## WRITTEN REQUEST
Reproduce each line that includes the word "mode".

## THE RECORDS
.....
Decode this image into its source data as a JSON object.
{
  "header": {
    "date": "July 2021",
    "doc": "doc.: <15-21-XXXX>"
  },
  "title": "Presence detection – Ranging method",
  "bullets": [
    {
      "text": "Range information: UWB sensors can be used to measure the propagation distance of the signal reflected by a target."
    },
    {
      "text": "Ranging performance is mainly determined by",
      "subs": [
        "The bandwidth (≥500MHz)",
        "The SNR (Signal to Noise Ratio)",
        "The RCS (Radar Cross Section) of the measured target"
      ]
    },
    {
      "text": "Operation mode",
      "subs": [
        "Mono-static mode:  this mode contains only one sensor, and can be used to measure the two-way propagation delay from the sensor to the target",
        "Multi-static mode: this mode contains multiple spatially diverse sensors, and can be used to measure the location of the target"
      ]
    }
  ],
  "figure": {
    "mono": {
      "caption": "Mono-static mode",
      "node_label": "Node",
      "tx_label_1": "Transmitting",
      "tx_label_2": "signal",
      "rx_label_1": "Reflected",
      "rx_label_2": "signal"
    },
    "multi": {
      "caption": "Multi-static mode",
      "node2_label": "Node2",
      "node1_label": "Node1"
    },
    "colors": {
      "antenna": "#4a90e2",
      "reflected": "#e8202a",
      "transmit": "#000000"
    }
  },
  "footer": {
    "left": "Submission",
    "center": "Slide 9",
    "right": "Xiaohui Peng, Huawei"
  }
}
.....
## OUTPUT BELOW
      "text": "Operation mode",
        "Mono-static mode:  this mode contains only one sensor, and can be used to measure the two-way propagation delay from the sensor to the target",
        "Multi-static mode: this mode contains multiple spatially diverse sensors, and can be used to measure the location of the target"
      "caption": "Mono-static mode",
      "caption": "Multi-static mode",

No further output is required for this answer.